## Texto selecionado

Em estados de incapacidade acidental verifica-se a falta, enquanto perdurar, de inteligência ou entendimento suficientes ou da liberdade da vontade, de modo que se devem anotar as mesmas consequências da incapacidade acidental que resultam da viciação da vontade. É precisamente o que dispõe o art. 257º do Código Civil.
A representação dos negócios jurídicos
Distinguem-se a capacidade de gozo e a capacidade de exercício de direitos. Os direitos exercem-se frequentemente através da realização de negócios jurídicos. Os incapazes de exercício de direitos, viriam frustrada a sua participação na vida jurídica, se esse exercício não fosse cometido a outrém, que os represente, em nome e no interesse dos representados.
Essa representação, que a lei organiza, tem por isso a designação de representação legal.
Mas pode qualquer pessoa cometer a sua representação na celebração de negócios jurídicos a outra pessoa, conferindo-lhe voluntariamente poderes para a prática ou exercício de direitos ou a realização de negócios jurídicos.
Em tais casos, a pessoa a que são conferidos poderes, o representante, age ou celebra negócios jurídicos em nome de quem lhe conferiu poderes – o representado – produzindo efeitos jurídicos a actividade jurídica do representante na esfera jurídica do representado.
O representante age em nome e no interesse do representado, que atribui por sua vontade àquele os poderes para tal fim, e marca os seus limites (representação voluntária).

## Dados de entrada

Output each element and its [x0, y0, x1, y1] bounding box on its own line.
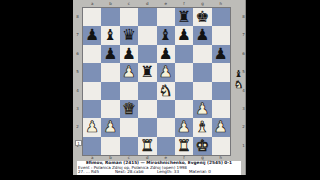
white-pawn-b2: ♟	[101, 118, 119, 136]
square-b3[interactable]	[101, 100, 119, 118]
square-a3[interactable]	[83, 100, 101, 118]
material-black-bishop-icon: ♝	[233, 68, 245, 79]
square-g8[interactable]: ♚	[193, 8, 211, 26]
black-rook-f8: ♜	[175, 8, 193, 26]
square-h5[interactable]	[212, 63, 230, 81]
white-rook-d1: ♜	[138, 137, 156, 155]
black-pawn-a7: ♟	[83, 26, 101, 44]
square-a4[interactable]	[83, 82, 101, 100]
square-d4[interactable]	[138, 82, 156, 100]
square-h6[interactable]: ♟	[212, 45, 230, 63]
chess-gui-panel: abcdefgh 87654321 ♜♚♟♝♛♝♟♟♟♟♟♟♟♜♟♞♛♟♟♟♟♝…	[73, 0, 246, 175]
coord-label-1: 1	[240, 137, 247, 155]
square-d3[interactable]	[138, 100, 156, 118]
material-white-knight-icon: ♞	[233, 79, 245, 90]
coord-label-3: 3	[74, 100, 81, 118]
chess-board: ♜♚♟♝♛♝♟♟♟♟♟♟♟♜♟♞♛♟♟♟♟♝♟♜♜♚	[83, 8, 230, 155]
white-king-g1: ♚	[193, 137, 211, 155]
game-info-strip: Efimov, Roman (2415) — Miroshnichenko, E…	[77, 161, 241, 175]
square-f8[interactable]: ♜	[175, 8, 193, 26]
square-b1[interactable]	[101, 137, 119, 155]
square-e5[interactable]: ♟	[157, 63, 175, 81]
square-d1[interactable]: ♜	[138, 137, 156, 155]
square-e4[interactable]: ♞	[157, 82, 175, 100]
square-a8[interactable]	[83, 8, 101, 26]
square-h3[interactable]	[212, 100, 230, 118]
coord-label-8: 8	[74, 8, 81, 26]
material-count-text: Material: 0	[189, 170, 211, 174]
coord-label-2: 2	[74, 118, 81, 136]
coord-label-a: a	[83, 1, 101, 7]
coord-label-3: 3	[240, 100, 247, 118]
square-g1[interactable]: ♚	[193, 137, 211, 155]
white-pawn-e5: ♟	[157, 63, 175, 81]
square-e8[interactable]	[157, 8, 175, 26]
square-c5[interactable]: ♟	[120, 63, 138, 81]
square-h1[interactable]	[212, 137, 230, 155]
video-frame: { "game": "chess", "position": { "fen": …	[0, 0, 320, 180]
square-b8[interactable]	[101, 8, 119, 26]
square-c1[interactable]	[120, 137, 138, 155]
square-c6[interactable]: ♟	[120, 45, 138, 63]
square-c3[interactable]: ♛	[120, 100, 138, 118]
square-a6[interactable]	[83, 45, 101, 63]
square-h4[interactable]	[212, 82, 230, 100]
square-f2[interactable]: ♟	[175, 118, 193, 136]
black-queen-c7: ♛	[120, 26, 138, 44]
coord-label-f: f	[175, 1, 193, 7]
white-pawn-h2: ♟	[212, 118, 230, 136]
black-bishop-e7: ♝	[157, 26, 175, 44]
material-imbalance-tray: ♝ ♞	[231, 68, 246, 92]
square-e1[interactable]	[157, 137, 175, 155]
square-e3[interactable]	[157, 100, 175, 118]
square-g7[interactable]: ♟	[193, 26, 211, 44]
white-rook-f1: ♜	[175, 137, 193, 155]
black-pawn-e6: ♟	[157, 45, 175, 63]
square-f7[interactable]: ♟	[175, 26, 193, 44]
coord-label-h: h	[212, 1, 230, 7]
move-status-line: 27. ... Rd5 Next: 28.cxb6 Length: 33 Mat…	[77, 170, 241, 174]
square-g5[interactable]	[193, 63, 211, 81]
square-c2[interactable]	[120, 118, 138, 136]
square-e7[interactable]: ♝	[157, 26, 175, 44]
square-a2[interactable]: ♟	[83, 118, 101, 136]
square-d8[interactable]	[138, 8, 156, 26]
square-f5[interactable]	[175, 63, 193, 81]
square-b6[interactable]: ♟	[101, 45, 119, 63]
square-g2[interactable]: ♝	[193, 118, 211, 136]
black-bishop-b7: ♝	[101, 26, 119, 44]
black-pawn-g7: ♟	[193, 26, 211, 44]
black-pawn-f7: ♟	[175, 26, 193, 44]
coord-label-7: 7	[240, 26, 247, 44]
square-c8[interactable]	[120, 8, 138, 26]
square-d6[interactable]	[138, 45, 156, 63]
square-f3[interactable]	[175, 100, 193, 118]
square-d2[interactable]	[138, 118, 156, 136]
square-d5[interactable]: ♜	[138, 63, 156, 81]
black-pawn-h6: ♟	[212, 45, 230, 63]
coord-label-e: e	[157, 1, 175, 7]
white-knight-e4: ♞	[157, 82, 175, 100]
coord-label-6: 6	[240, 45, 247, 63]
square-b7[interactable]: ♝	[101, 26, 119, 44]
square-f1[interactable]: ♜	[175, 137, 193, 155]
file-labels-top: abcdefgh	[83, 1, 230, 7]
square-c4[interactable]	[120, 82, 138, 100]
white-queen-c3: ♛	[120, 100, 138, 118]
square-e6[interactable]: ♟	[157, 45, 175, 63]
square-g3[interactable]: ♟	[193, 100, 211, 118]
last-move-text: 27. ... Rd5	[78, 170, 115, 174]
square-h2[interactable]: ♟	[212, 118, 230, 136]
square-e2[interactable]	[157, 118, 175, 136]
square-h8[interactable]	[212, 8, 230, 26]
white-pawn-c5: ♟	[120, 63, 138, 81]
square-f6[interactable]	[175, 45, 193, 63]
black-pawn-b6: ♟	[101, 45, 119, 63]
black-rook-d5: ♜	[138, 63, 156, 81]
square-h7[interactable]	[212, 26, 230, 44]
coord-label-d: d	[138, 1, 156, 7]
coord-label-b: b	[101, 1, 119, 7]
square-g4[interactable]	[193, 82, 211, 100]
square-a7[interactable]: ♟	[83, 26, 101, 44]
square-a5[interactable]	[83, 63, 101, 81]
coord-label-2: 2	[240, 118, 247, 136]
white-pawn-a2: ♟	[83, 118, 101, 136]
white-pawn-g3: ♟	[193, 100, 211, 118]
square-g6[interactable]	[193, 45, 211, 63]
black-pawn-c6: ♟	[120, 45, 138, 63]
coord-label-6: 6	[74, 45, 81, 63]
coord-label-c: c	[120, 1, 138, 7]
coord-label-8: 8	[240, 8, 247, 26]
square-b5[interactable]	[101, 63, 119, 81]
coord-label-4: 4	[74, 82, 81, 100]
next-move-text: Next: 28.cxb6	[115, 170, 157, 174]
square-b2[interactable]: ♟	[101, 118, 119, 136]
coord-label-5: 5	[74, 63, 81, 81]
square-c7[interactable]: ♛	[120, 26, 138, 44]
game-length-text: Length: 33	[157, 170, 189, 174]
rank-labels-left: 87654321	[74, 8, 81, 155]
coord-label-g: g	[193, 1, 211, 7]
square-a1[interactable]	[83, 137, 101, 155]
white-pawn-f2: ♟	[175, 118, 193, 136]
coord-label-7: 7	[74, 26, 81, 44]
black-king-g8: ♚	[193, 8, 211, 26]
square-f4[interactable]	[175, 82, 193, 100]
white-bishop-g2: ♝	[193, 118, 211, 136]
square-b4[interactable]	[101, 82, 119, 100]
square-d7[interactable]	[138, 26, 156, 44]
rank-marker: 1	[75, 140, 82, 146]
==
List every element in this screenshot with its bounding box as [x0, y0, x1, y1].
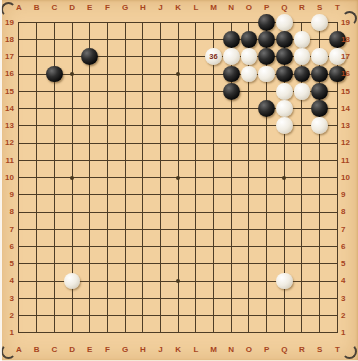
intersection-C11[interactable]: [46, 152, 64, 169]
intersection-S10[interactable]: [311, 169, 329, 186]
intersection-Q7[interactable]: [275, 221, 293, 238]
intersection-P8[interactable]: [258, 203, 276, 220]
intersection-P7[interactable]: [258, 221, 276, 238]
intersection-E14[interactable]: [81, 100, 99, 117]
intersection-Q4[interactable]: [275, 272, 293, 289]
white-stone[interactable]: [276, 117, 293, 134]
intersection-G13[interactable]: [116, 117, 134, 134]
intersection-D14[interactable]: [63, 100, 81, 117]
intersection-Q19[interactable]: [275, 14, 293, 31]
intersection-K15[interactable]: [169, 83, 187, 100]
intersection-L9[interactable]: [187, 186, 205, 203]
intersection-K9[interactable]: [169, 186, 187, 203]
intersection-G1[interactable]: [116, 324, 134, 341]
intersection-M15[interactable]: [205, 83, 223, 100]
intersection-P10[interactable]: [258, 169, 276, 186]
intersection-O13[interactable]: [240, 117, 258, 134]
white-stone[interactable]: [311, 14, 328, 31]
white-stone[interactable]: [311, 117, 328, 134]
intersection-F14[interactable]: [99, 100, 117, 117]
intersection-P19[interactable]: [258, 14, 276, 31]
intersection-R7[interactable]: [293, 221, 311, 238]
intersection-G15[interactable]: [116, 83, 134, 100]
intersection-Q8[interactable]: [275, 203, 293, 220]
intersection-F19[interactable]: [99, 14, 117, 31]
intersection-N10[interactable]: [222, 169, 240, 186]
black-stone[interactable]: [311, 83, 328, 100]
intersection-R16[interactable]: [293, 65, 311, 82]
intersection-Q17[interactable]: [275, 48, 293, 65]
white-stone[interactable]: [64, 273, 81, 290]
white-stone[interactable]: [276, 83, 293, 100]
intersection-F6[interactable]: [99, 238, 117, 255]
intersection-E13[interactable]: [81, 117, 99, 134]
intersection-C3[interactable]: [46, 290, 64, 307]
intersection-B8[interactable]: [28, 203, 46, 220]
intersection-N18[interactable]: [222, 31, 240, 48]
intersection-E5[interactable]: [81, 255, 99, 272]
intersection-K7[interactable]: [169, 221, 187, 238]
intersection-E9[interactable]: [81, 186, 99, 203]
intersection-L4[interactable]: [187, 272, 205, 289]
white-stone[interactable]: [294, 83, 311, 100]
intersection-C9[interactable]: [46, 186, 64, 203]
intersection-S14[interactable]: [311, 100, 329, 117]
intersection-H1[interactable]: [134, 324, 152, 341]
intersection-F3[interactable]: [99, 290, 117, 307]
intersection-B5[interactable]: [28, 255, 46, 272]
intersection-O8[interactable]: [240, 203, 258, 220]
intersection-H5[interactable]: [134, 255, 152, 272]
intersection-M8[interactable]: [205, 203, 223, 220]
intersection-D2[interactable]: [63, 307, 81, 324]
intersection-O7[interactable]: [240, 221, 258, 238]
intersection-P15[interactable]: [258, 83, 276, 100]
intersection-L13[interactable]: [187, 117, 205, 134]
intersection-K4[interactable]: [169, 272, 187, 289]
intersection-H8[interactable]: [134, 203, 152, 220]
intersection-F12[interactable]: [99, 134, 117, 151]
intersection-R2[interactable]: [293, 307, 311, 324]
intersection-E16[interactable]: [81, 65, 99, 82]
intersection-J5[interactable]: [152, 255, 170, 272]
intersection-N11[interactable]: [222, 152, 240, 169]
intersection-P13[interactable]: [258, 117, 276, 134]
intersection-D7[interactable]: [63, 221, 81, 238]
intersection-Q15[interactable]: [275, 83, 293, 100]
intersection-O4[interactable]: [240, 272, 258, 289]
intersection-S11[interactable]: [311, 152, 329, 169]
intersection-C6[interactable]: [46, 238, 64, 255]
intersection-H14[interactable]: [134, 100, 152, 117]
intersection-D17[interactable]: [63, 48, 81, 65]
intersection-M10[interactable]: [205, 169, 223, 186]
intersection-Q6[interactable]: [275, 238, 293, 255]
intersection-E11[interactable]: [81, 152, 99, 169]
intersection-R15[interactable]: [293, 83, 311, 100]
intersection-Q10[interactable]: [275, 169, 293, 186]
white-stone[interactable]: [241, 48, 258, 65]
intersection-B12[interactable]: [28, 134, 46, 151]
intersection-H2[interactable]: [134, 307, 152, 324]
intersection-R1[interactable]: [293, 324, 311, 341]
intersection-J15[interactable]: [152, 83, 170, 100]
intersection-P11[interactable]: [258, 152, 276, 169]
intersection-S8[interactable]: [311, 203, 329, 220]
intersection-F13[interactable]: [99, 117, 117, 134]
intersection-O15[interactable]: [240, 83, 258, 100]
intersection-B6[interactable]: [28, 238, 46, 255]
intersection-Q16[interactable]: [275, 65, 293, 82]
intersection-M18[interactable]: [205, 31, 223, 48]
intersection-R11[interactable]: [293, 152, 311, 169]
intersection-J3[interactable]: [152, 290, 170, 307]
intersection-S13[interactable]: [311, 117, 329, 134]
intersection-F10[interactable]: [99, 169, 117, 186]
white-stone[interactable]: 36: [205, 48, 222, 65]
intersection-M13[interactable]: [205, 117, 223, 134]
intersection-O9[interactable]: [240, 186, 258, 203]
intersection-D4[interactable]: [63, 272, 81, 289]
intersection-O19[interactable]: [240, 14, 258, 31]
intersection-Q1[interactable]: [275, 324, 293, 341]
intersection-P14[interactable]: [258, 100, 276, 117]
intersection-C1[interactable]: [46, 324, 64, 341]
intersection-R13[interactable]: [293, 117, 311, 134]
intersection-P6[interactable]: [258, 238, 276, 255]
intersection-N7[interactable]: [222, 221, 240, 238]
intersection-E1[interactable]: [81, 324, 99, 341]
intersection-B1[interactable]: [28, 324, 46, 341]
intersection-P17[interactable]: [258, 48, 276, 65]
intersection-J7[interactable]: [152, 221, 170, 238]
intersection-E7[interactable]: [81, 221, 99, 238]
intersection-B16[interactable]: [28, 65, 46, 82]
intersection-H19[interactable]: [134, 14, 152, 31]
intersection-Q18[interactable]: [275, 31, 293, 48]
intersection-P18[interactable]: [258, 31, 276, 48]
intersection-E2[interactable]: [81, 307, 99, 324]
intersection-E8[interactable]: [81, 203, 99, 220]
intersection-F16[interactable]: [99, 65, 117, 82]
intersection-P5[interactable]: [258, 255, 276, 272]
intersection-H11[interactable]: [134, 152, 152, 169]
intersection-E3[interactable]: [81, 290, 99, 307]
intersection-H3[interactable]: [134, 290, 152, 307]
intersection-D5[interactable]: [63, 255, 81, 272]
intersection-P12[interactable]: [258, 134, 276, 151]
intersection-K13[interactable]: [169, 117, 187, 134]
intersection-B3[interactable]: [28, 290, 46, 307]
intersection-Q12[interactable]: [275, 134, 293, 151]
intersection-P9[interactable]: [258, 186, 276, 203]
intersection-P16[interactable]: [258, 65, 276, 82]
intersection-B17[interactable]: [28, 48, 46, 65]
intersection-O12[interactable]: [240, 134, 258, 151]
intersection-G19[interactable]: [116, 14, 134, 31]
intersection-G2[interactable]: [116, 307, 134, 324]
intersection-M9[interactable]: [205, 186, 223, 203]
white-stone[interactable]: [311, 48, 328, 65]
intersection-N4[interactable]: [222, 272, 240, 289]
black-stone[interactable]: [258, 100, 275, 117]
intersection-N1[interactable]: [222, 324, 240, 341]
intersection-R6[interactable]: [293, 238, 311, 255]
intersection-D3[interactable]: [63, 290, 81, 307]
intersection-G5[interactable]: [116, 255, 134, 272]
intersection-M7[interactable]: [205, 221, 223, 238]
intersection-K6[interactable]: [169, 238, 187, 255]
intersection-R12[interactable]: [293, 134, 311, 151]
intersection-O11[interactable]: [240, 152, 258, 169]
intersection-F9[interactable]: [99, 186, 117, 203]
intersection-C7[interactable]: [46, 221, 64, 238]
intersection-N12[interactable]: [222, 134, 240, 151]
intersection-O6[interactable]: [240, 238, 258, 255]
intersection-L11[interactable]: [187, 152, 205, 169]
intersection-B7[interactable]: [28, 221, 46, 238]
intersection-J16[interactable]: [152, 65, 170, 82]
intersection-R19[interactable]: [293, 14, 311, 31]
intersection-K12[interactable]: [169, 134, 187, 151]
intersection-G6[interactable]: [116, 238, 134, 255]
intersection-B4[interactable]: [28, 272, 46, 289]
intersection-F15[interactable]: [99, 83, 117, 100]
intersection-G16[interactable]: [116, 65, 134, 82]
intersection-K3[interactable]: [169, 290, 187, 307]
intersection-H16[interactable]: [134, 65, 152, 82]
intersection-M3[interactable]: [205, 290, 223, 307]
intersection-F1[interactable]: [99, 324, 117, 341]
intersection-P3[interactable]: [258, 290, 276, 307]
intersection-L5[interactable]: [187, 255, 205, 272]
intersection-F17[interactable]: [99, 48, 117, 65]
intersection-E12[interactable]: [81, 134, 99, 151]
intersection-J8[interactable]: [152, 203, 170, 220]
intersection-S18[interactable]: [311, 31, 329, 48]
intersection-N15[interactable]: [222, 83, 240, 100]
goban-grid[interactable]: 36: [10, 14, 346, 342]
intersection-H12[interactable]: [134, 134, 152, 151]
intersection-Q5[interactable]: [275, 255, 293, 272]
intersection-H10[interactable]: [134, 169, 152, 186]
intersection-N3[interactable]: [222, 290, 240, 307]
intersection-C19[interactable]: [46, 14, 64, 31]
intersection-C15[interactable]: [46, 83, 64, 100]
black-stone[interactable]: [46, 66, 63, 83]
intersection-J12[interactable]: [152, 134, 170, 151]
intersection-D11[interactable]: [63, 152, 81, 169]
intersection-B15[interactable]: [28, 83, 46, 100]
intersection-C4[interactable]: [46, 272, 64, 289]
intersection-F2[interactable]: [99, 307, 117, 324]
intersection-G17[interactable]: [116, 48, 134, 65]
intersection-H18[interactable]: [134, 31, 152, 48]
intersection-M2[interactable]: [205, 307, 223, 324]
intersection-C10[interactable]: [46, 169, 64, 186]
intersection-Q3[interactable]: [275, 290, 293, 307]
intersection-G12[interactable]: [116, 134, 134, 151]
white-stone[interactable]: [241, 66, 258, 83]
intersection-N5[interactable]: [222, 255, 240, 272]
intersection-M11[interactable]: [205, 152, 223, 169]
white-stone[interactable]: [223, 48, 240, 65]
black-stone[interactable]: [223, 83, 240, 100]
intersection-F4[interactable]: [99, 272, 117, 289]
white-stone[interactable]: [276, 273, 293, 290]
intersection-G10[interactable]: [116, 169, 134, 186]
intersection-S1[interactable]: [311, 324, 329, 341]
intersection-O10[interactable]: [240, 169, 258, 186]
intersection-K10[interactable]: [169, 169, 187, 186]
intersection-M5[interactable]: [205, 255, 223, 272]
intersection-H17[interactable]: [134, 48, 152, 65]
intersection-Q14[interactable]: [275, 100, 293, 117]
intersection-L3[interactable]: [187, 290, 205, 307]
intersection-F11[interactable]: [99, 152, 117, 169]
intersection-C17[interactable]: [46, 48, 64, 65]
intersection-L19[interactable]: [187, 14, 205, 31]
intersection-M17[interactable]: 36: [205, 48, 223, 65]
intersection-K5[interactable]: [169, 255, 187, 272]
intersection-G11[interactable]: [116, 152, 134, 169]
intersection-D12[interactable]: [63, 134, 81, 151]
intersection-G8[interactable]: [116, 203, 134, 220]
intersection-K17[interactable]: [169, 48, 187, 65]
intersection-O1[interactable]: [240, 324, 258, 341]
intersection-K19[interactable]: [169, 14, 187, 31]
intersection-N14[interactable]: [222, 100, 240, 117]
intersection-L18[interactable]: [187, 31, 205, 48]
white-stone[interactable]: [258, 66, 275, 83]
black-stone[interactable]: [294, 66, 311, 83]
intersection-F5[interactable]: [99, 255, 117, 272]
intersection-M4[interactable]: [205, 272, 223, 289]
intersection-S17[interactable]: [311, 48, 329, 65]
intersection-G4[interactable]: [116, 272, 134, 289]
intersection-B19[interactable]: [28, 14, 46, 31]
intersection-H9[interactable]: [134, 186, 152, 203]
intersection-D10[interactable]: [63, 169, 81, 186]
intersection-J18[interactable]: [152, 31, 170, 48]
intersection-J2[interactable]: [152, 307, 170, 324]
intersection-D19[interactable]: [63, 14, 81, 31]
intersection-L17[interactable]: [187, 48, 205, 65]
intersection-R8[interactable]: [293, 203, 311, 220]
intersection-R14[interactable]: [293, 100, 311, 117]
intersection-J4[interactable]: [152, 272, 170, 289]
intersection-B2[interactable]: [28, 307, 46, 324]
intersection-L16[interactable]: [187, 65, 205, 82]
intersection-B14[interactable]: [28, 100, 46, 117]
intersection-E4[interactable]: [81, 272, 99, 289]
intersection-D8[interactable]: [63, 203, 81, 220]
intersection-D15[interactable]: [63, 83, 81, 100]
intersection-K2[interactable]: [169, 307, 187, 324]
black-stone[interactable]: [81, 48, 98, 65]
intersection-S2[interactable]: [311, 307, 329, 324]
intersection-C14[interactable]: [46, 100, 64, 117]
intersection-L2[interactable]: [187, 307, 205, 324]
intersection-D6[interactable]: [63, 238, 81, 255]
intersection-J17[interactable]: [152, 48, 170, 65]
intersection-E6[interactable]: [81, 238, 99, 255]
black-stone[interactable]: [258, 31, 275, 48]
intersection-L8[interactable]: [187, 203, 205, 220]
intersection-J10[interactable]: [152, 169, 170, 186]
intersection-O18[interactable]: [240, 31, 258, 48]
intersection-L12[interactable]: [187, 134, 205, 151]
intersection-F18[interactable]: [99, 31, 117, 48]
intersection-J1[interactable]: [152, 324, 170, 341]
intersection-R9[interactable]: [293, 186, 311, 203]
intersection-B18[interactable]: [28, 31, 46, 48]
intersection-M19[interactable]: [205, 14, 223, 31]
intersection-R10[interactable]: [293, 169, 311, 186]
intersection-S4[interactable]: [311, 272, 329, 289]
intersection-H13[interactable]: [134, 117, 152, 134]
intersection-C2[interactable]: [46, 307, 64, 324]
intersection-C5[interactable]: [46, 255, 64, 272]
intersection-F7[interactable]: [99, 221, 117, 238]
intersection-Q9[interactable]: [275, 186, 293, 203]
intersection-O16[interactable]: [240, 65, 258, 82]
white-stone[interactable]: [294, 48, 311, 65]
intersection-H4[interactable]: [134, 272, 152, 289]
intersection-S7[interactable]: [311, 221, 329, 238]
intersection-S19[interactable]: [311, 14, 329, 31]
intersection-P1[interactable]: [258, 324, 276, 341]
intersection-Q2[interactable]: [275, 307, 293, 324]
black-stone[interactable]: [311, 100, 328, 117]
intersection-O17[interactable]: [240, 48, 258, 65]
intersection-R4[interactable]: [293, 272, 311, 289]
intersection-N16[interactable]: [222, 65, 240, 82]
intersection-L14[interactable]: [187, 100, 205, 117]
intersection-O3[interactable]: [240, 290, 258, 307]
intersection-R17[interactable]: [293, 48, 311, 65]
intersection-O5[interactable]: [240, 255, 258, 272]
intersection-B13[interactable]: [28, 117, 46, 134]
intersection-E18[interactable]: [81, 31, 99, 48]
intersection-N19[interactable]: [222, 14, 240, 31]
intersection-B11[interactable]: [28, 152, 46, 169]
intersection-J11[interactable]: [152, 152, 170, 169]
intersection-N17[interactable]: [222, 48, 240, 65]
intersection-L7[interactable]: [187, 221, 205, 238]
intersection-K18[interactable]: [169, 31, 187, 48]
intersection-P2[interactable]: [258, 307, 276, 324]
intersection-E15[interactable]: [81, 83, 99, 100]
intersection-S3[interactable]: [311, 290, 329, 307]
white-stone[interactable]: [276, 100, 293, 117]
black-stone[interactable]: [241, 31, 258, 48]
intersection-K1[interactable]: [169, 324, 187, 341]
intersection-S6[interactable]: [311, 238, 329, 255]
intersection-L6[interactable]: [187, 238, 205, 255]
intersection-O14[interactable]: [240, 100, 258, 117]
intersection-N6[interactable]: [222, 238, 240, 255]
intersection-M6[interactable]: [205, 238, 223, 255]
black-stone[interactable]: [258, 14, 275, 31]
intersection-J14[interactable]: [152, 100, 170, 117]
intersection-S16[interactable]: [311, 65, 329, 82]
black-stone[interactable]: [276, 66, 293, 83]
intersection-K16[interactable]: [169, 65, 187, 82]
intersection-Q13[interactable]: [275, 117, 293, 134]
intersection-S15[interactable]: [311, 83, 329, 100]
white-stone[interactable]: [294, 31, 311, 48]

## Tarefas a realizar
1/ Pode reescrever o trecho sobre a representação nos negócios jurídicos, começando em "Essa representação, que" e terminando em "limites (representação voluntária).", com "representante" substituído por "procurador"?
2/ Pode reproduzir, sem qualquer alteração, as linhas dos registos, começando na que contém "intersection-C11[interactable]: [46, 152, 64, 169]" e terminando na que contém "intersection-B8[interactable]: [28, 203, 46, 220]"?

## Respostas por ordem
1/
Essa representação, que a lei organiza, tem por isso a designação de representação legal.
Mas pode qualquer pessoa cometer a sua representação na celebração de negócios jurídicos a outra pessoa, conferindo-lhe voluntariamente poderes para a prática ou exercício de direitos ou a realização de negócios jurídicos.
Em tais casos, a pessoa a que são conferidos poderes, o procurador, age ou celebra negócios jurídicos em nome de quem lhe conferiu poderes – o representado – produzindo efeitos jurídicos a actividade jurídica do procurador na esfera jurídica do representado.
O procurador age em nome e no interesse do representado, que atribui por sua vontade àquele os poderes para tal fim, e marca os seus limites (representação voluntária).

2/
intersection-C11[interactable]: [46, 152, 64, 169]
intersection-S10[interactable]: [311, 169, 329, 186]
intersection-Q7[interactable]: [275, 221, 293, 238]
intersection-P8[interactable]: [258, 203, 276, 220]
intersection-P7[interactable]: [258, 221, 276, 238]
intersection-E14[interactable]: [81, 100, 99, 117]
intersection-Q4[interactable]: [275, 272, 293, 289]
white-stone[interactable]: [276, 117, 293, 134]
intersection-G13[interactable]: [116, 117, 134, 134]
intersection-D14[interactable]: [63, 100, 81, 117]
intersection-Q19[interactable]: [275, 14, 293, 31]
intersection-K15[interactable]: [169, 83, 187, 100]
intersection-L9[interactable]: [187, 186, 205, 203]
intersection-K9[interactable]: [169, 186, 187, 203]
intersection-G1[interactable]: [116, 324, 134, 341]
intersection-M15[interactable]: [205, 83, 223, 100]
intersection-P10[interactable]: [258, 169, 276, 186]
intersection-O13[interactable]: [240, 117, 258, 134]
white-stone[interactable]: [311, 14, 328, 31]
white-stone[interactable]: [311, 117, 328, 134]
intersection-F14[interactable]: [99, 100, 117, 117]
intersection-P19[interactable]: [258, 14, 276, 31]
intersection-R7[interactable]: [293, 221, 311, 238]
intersection-G15[interactable]: [116, 83, 134, 100]
intersection-Q8[interactable]: [275, 203, 293, 220]
intersection-F19[interactable]: [99, 14, 117, 31]
intersection-N10[interactable]: [222, 169, 240, 186]
black-stone[interactable]: [311, 83, 328, 100]
intersection-R16[interactable]: [293, 65, 311, 82]
intersection-Q17[interactable]: [275, 48, 293, 65]
white-stone[interactable]: [64, 273, 81, 290]
white-stone[interactable]: [276, 83, 293, 100]
intersection-F6[interactable]: [99, 238, 117, 255]
intersection-E13[interactable]: [81, 117, 99, 134]
intersection-C3[interactable]: [46, 290, 64, 307]
intersection-B8[interactable]: [28, 203, 46, 220]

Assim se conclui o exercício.